### Exercise prompt
Answer these questions from the QMCF technology text.
1. On which cell lines are the stable eukaryotic cell lines based?
2. Which two proteins have to be expressed in QMCF cell lines?
3. How long does it take to go from cDNA to a cell-based assay?

Icosagen’s proprietary QMCF Technology is established
for expression of biologically active substances, such as recombinant
proteins, recombinant antibodies, virus like particles (VLPs); and for
expression of proteins of interest in cell-based assays of the putative
drug substance.
Reference: Silla, et al Episomal maintenance of plasmids with hybrid origins in mouse cells. J. Virol 2005 Dec; 79 (24) 15277-88.
QMCF technology uses mammalian cells and
appropriate plasmids. QMCF plasmids are based on mouse polyomavirus (Py) DNA
replication origin which in combination with Ebstein-Barr virus (EBV) EBNA-1
protein binding site as nuclear retention elements can ensure stable
propagation of plasmids in mammalian cells. To support stable maintenance and
partitioning of QMCF plasmids combination of two proteins Ebstein-Barr virus
(EBV) EBNA-1 and Py Large-T antigen have to be expressed in QMCF cell lines.
QMCF technology uses stable eukaryotic cell lines based on U2OS, HEK293 and CHO
cell lines. All cell lines express Py Large-T protein for replication and EBV
EBNA-1 protein for maintenance of plasmid.
Keywords:
- Usage of stable, multicopy episomal expression, no need for chromosomal integration;
- Quick production - 5 weeks from cDNA to small scale (1mg) of recombinant protein, monoclonal antibody, VLP;
- Easy upscale of production: generation of cell banks, fast scale-up up to 1 g of protein, antibody or VLP;
- Quick construction - 5 weeks from cDNA to cell-based assay.
Reference: Silla, et al Episomal maintenance of plasmids with hybrid origins in mouse cells. J. Virol 2005 Dec; 79 (24) 15277-88.

### Dataset entries
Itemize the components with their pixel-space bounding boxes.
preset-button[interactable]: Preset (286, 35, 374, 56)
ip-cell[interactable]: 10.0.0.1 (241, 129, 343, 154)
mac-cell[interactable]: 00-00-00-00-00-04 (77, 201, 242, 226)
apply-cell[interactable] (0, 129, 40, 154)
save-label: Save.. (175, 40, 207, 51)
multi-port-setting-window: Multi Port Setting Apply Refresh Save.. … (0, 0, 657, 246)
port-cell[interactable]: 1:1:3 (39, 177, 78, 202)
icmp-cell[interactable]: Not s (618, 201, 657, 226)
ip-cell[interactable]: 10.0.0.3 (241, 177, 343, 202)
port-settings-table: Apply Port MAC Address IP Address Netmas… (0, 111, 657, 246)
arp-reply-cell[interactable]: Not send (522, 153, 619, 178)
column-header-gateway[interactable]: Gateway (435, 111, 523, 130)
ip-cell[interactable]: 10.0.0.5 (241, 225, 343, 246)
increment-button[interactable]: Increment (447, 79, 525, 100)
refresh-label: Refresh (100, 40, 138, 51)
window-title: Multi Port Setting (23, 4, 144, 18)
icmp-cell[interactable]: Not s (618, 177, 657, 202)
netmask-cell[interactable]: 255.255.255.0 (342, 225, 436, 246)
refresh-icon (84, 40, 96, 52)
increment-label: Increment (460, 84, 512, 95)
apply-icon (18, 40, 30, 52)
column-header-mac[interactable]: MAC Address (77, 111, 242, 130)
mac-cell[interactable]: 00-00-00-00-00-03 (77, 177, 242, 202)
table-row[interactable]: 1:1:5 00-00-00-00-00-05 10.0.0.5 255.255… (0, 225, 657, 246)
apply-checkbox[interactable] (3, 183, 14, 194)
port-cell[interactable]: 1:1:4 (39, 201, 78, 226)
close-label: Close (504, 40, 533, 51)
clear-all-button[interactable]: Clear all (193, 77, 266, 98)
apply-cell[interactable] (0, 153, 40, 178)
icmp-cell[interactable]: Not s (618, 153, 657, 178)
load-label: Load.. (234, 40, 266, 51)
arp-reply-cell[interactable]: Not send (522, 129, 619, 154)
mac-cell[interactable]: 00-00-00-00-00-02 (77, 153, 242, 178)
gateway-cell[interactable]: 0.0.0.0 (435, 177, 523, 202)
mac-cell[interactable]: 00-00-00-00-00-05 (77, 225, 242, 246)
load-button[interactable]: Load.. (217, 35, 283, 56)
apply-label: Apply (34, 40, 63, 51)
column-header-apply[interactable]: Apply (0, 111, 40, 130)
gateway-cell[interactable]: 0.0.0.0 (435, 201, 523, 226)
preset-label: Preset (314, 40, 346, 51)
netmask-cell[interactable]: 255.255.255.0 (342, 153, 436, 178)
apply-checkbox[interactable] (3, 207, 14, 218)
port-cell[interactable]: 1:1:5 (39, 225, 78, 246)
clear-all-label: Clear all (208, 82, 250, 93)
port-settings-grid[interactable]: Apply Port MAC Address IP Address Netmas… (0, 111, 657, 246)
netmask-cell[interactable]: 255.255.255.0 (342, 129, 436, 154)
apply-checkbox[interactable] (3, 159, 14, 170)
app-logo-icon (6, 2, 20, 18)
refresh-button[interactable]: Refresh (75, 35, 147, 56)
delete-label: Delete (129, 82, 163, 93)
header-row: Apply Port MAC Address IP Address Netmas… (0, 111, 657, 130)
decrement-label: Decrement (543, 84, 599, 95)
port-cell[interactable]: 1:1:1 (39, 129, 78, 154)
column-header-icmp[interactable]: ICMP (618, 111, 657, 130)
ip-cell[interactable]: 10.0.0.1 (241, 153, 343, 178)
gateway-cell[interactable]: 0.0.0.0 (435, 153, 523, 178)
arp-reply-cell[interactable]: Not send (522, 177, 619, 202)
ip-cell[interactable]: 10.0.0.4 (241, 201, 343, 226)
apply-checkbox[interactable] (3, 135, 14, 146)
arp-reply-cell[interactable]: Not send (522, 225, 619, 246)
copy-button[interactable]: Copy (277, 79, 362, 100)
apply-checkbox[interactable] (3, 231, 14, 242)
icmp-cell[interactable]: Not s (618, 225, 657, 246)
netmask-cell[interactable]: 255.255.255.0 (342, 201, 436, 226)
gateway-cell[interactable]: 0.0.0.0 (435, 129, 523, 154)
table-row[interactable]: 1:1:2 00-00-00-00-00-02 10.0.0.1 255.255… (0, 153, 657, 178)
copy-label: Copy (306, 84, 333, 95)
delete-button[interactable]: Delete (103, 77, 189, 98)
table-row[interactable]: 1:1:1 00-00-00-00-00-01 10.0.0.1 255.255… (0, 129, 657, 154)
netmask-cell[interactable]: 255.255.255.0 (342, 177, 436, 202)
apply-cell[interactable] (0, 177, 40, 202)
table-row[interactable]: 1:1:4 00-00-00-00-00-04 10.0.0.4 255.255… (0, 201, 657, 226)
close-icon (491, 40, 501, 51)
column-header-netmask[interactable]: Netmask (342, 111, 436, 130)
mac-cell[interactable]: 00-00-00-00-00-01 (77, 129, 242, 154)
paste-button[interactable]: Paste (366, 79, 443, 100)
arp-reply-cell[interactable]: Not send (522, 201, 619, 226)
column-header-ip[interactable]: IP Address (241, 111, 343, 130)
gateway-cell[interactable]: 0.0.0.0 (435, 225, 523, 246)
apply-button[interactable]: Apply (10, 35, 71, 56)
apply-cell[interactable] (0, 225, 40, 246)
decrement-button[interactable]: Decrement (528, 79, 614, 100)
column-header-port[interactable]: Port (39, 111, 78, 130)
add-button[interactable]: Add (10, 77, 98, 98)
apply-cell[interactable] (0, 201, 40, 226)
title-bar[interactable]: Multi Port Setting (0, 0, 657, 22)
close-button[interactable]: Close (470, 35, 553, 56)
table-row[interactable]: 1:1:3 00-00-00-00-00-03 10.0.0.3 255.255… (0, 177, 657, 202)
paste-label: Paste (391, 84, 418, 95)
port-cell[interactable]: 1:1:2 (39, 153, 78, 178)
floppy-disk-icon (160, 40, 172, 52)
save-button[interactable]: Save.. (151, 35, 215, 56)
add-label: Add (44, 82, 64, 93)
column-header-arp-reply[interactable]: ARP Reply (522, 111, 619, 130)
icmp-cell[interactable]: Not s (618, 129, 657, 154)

### Result for this task
1. U2OS, HEK293 and CHO
2. Ebstein-Barr virus (EBV) EBNA-1 and Py Large-T antigen
3. 5 weeks